Find the lines with the string "fill" and return them.

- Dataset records
——————

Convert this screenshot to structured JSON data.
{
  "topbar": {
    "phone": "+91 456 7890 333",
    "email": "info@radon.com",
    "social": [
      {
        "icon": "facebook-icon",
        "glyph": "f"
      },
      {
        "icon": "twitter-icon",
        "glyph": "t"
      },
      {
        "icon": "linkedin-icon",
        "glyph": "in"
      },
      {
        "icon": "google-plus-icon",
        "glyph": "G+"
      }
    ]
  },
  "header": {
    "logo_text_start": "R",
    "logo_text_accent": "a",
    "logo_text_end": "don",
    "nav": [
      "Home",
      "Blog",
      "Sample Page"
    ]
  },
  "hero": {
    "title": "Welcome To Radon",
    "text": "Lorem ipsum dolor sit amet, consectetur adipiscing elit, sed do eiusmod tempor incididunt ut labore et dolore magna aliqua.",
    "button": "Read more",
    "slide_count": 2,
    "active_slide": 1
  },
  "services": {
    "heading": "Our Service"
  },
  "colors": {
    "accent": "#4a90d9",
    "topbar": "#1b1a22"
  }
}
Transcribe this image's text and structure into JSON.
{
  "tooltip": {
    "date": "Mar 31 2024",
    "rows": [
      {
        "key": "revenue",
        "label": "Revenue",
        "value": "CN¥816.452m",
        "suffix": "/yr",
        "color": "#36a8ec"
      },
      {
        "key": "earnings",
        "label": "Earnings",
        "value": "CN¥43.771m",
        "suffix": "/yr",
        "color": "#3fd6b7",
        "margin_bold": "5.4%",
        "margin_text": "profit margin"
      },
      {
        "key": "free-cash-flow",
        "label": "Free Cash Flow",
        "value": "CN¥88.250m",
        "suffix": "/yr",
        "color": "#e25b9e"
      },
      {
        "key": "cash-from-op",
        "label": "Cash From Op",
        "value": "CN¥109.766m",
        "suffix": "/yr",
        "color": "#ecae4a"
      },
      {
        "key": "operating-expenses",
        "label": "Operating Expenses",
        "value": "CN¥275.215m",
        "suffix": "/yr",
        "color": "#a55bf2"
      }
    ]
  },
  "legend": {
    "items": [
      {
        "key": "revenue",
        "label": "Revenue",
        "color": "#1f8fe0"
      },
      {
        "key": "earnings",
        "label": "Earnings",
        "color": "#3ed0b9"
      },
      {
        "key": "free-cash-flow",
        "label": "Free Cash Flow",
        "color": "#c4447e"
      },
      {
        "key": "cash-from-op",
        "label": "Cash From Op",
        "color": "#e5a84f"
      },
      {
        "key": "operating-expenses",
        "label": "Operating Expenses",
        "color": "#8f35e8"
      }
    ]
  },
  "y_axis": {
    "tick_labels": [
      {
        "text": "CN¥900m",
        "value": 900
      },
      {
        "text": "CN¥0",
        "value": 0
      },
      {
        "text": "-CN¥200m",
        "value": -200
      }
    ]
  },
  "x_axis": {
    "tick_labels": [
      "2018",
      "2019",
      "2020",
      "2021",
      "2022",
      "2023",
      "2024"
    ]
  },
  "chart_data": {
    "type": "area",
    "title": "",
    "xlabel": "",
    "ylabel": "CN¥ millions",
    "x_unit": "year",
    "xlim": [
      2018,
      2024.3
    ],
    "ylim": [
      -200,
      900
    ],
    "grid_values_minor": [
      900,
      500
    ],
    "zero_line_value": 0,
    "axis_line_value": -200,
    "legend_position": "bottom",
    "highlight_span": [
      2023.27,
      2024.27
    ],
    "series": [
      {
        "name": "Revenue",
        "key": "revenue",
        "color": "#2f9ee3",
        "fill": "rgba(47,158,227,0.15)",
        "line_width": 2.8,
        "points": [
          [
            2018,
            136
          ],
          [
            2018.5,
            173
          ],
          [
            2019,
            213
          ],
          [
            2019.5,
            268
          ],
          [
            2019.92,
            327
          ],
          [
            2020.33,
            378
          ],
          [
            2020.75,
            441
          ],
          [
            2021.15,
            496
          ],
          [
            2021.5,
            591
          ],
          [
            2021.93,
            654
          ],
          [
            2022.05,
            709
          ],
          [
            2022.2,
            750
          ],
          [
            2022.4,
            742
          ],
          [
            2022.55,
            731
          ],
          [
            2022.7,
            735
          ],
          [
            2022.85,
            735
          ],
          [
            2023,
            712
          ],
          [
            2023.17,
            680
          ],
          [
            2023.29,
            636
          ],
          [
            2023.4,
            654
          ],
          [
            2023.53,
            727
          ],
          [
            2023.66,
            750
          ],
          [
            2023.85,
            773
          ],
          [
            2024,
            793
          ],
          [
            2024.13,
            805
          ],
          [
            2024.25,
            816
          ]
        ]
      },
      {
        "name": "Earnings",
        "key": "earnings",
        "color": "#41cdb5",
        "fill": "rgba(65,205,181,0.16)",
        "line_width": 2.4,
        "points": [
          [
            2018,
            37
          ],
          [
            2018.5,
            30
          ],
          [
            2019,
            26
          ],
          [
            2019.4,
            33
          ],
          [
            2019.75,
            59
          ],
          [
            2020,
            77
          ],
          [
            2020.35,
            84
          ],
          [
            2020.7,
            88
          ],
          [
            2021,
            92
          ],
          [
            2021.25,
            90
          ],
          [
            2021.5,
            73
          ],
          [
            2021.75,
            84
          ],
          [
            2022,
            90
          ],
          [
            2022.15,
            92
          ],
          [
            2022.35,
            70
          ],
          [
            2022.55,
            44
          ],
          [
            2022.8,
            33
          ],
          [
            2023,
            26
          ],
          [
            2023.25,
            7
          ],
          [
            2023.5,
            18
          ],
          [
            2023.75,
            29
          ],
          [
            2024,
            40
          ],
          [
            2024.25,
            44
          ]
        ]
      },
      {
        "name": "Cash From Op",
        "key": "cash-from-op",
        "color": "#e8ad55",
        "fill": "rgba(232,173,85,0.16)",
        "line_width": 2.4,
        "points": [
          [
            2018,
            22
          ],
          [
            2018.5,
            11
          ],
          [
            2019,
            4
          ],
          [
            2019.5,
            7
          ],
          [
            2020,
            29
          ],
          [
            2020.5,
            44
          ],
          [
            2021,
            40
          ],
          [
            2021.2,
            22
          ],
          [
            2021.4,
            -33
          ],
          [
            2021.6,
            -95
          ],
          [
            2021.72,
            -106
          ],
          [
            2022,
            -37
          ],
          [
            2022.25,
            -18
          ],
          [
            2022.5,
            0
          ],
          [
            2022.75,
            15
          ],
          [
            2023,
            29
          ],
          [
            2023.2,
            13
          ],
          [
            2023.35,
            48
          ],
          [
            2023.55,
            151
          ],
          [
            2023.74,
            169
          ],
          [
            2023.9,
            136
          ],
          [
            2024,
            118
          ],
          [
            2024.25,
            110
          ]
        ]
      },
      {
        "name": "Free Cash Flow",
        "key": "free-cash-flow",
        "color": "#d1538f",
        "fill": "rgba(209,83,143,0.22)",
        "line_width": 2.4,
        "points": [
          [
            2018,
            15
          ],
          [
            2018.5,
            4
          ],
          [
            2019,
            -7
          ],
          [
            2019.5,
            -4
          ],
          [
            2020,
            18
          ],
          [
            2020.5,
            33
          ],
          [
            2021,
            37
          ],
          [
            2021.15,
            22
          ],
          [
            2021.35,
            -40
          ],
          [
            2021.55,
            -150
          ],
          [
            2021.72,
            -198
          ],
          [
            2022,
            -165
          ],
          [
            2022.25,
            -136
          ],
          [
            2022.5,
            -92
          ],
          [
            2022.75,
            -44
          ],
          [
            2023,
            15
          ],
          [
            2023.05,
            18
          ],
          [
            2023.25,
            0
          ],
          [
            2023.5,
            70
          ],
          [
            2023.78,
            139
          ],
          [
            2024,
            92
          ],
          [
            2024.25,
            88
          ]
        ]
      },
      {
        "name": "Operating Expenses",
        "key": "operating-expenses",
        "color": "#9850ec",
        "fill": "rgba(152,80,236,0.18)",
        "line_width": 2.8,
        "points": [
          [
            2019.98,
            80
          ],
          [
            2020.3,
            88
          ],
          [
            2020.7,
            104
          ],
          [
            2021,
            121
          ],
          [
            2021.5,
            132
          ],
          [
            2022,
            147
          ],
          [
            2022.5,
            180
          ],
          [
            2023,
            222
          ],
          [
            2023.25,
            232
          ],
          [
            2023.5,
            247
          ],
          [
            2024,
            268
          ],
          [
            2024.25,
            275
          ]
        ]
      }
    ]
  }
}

——————

- Result
        "fill": "rgba(47,158,227,0.15)",
        "fill": "rgba(65,205,181,0.16)",
        "fill": "rgba(232,173,85,0.16)",
        "fill": "rgba(209,83,143,0.22)",
        "fill": "rgba(152,80,236,0.18)",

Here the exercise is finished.